The task: Each line that includes "Center" counts once; give the total and nothing besides.

[Start of Information given]

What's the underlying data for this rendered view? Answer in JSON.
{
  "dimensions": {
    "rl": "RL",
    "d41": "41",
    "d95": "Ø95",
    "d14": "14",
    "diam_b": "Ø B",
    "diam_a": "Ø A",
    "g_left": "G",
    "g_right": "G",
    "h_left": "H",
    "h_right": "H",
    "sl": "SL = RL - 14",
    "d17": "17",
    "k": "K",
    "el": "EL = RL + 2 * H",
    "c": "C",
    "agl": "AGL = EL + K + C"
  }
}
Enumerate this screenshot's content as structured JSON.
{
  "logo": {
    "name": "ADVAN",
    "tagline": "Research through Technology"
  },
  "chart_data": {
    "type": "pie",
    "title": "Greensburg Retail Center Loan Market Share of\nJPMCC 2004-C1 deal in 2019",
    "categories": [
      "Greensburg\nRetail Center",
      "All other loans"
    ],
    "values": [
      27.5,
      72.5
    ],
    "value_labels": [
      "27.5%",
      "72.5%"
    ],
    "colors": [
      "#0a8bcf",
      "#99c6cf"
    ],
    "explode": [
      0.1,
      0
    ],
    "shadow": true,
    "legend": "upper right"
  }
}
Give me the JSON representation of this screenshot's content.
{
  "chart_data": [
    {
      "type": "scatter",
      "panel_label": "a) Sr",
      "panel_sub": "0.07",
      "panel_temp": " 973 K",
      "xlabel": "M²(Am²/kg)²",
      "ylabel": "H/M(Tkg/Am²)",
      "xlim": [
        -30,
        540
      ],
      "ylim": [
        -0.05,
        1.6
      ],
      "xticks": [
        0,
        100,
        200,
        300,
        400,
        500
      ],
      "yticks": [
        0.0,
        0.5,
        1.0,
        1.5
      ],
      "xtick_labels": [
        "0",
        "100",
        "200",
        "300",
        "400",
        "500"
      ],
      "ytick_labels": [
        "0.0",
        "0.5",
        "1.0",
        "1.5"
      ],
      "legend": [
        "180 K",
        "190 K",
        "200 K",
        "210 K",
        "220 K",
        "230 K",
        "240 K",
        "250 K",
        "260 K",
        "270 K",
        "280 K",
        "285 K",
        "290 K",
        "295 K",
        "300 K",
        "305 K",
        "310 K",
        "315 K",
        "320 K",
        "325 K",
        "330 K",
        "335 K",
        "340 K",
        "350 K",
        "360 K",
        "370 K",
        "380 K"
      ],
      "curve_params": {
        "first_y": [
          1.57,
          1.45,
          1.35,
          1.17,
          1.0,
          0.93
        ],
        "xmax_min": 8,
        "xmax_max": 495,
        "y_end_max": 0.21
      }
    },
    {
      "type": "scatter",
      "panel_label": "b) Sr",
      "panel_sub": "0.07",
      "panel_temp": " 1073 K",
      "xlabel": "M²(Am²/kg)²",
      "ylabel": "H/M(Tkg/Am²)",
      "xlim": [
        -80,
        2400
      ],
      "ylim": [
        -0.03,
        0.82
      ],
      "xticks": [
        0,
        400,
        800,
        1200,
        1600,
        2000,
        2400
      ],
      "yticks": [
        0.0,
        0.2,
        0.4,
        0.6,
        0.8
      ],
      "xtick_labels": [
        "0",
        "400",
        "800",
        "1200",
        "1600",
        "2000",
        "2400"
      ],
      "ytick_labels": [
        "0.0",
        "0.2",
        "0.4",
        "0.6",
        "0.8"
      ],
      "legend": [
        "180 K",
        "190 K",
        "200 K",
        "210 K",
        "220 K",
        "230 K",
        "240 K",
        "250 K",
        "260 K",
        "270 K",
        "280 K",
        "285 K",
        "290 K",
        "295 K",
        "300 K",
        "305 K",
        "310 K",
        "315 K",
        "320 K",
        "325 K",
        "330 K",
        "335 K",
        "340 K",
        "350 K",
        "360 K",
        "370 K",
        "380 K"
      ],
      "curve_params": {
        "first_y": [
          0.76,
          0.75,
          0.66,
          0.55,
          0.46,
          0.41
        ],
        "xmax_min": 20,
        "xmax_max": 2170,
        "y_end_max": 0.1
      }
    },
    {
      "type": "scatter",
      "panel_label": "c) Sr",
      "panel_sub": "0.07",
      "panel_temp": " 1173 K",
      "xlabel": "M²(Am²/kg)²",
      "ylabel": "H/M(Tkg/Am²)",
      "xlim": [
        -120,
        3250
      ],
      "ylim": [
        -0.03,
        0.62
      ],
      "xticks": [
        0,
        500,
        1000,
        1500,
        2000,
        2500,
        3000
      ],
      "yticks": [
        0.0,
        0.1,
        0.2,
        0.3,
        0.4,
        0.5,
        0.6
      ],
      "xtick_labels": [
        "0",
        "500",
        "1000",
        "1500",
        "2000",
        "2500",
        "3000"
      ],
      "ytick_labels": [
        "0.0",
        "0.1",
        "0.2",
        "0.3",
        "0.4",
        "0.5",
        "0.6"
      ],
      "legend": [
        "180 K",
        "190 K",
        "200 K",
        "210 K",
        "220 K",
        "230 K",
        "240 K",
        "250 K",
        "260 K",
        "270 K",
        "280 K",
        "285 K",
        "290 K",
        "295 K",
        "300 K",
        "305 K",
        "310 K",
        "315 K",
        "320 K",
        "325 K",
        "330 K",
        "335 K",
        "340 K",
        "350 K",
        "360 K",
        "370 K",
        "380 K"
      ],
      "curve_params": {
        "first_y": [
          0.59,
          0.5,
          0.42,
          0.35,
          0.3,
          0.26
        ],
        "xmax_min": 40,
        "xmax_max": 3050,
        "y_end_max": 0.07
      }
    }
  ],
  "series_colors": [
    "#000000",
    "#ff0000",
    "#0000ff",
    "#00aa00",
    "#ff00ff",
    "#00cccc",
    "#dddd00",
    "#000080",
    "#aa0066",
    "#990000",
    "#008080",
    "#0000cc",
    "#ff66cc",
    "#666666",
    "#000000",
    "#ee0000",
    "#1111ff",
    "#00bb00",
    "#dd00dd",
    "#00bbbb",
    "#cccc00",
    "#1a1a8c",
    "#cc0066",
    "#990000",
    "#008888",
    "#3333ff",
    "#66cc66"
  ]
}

[End of Information given]

Result for this exercise: 2